→ **Exercises**
**1)** Rewrite the stretch of the bill text from "SEC. 105. Authorization" through "out this title.", changing "appropriated" to "made available".
**2)** List each distinct paragraph heading written in all capital letters in the bill text.
*** Document extract
SEC. 105. Authorization of Appropriations.

There are authorized to be appropriated $7,000,000,000 for each of fiscal years 2020 through 2029 to carry out this title.

SEC. 201. Restoration of certain qualified tax credit bonds.

(a) Allowance of credit.—

(1) IN GENERAL.—Section 54A of the Internal Revenue Code of 1986, as in effect before repeal by Public Law 115–97, is restored as if such repeal had not taken effect.

(2) CREDIT LIMITED TO CERTAIN BONDS.—Section 54A(d)(1) of such Code, as restored by paragraph (1), is amended by striking subparagraphs (A), (B), and (C).

(b) Credit allowed to issuer.—

(1) IN GENERAL.—Section 6431 of the Internal Revenue Code of 1986, as in effect before repeal by Public Law 115–97, is restored as if such repeal had not taken effect.

(2) SCHOOL INFRASTRUCTURE BONDS.—Section 6431(f)(3) of such Code, as restored by paragraph (1), is amended by inserting “any school infrastructure bond (as defined in section 54BB) or” before “any qualified tax credit bond”.

(c) Qualified zone academy bonds.—

(1) IN GENERAL.—Section 54E of the Internal Revenue Code of 1986, as in effect before repeal by Public Law 115–97, is restored as if such repeal had not taken effect.

(2) REMOVAL OF PRIVATE BUSINESS CONTRIBUTION REQUIREMENT.—Section 54E of the Internal Revenue Code of 1986, as restored by paragraph (1), is amended—

(A) in subsection (a)(3), by inserting “and” at the end of subparagraph (A), by striking subparagraph (B), and by redesignating subparagraph (C) as subparagraph (B);

(B) by striking subsection (b); and

(C) in subsection (c)(1)—

(i) by striking “and $400,000,0000” and inserting “$400,000,000”; and

(ii) by striking “and, except as provided” and all that follows through the period at the end and inserting “, and $1,400,000,000 for 2020 and each year thereafter.”.

(3) CONSTRUCTION OF A PUBLIC SCHOOL FACILITY.—Section 54E(d)(3)(A) of the Internal Revenue Code of 1986, as restored by paragraph (1), is amended by striking “rehabilitating or repairing” and inserting “constructing, rehabilitating, retrofitting, or repairing”.

(d) Effective date.—The amendments made by this section shall apply to obligations issued after December 31, 2019.

SEC. 202. School infrastructure bonds.

(a) In general.—The Internal Revenue Code of 1986 is amended by inserting after subpart I (as restored by section 201) of part IV of subchapter A of chapter 1 the following new subpart:

“subpart JSchool infrastructure bonds


“Sec. 54BB. School infrastructure bonds.

“SEC. 54BB. School infrastructure bonds.
******
*** Dataset
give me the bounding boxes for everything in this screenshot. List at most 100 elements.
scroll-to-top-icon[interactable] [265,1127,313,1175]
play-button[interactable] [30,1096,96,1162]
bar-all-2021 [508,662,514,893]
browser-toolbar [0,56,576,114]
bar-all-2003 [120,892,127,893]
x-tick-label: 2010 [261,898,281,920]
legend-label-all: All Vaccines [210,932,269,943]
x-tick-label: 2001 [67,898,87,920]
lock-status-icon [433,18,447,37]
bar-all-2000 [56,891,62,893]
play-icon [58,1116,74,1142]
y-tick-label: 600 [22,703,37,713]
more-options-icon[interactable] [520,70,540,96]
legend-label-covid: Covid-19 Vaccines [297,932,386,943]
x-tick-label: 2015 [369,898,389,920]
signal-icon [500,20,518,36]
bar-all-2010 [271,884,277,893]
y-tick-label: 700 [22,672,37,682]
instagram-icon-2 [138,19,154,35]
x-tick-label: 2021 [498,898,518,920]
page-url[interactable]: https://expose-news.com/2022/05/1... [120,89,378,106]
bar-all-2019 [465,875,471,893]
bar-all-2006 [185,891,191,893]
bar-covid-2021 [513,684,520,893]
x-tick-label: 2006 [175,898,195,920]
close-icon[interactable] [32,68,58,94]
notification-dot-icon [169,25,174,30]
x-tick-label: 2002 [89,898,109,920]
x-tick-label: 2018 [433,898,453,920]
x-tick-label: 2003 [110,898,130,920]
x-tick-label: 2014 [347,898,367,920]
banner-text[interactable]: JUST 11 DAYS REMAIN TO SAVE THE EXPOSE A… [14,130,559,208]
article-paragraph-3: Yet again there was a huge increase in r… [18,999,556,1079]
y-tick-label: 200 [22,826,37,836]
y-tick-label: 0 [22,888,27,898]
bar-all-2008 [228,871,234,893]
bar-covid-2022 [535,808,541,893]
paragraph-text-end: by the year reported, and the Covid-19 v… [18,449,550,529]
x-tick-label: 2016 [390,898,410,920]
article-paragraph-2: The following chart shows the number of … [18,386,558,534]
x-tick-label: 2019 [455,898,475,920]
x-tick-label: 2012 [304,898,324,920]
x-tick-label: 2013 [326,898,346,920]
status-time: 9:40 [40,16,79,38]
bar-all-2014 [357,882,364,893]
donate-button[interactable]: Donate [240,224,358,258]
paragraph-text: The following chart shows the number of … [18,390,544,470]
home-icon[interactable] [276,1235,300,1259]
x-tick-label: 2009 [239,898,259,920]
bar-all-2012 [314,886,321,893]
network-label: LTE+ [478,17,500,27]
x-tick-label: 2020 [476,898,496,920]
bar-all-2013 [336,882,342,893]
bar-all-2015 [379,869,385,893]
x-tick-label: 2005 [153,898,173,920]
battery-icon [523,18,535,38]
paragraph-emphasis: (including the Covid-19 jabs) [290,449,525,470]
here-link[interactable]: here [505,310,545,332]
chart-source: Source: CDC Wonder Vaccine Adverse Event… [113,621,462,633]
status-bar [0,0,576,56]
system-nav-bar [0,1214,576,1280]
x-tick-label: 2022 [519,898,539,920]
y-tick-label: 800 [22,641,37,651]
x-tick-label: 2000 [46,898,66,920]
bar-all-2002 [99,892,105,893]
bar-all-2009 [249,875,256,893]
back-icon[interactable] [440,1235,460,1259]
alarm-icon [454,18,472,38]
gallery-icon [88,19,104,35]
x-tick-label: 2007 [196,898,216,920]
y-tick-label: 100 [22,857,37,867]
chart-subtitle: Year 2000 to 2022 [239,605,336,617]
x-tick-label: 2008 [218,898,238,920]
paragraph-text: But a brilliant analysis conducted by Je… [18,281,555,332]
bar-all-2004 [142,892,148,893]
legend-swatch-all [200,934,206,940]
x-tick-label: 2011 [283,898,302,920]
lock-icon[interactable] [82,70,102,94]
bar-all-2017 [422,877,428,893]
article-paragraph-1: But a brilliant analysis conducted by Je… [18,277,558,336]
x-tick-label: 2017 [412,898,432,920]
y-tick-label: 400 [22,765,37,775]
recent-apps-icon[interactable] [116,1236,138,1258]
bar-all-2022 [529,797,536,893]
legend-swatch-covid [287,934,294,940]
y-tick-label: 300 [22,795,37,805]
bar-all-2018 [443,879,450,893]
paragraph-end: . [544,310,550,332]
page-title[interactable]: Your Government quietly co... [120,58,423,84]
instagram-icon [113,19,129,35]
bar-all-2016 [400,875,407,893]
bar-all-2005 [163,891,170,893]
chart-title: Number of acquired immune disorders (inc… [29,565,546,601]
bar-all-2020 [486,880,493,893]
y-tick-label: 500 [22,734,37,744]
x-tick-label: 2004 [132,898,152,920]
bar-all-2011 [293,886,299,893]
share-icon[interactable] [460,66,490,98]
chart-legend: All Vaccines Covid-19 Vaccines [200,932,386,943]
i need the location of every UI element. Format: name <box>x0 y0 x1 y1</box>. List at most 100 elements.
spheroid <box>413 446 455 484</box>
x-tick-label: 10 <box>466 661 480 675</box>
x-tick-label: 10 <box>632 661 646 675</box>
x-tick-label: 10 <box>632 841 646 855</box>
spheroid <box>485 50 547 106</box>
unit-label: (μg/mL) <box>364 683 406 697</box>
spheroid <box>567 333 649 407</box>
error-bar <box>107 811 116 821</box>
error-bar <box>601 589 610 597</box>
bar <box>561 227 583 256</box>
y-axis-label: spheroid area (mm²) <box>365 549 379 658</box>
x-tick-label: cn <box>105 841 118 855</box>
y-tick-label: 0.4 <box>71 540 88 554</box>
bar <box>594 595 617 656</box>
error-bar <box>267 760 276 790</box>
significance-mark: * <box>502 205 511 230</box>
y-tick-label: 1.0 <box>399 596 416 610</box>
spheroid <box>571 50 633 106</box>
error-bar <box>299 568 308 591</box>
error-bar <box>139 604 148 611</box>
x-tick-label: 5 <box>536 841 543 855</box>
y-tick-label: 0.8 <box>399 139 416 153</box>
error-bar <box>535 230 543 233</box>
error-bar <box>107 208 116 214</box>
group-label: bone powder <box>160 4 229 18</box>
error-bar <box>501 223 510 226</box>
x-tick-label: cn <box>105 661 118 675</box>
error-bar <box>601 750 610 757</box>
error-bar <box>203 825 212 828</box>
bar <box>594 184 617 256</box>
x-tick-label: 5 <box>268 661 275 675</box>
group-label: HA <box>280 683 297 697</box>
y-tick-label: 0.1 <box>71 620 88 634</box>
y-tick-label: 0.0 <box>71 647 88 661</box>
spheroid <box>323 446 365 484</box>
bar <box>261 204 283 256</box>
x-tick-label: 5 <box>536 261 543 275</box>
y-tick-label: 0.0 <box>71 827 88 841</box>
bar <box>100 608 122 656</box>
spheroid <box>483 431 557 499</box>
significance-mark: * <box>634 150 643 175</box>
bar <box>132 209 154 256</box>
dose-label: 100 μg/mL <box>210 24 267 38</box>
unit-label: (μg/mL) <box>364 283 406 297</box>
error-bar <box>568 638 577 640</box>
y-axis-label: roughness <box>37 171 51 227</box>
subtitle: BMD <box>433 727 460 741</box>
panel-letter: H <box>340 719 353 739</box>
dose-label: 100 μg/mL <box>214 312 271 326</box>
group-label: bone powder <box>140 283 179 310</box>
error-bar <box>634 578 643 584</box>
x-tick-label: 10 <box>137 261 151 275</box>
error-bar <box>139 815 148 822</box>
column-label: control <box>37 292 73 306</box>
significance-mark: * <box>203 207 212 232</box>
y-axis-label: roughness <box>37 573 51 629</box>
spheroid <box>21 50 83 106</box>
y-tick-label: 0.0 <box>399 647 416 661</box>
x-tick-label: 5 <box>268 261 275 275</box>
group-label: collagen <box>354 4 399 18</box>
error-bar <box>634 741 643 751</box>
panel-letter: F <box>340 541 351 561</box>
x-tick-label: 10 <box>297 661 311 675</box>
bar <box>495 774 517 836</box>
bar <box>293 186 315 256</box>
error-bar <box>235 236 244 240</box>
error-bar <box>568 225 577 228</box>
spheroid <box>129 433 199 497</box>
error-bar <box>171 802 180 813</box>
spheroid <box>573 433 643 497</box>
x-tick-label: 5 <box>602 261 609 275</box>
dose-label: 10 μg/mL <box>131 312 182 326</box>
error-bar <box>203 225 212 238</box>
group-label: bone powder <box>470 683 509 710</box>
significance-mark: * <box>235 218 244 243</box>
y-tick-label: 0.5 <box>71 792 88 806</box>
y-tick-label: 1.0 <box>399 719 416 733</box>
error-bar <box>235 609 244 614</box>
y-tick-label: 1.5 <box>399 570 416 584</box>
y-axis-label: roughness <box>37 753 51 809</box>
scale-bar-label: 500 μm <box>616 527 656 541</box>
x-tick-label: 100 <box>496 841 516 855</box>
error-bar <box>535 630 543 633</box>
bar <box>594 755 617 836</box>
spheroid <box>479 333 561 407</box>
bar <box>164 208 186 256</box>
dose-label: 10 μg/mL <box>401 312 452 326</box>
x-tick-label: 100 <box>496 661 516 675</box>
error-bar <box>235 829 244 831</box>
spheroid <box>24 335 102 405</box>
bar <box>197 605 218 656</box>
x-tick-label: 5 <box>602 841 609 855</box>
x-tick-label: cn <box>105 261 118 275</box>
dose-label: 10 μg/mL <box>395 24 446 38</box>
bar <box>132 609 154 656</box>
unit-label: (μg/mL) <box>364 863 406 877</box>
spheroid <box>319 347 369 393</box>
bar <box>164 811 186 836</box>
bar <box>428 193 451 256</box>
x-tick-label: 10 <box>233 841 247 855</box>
******
→ **Per-task answers**
**1)**
SEC. 105. Authorization of Appropriations.

There are authorized to be made available $7,000,000,000 for each of fiscal years 2020 through 2029 to carry out this title.

**2)**
- IN GENERAL
- CREDIT LIMITED TO CERTAIN BONDS
- SCHOOL INFRASTRUCTURE BONDS
- REMOVAL OF PRIVATE BUSINESS CONTRIBUTION REQUIREMENT
- CONSTRUCTION OF A PUBLIC SCHOOL FACILITY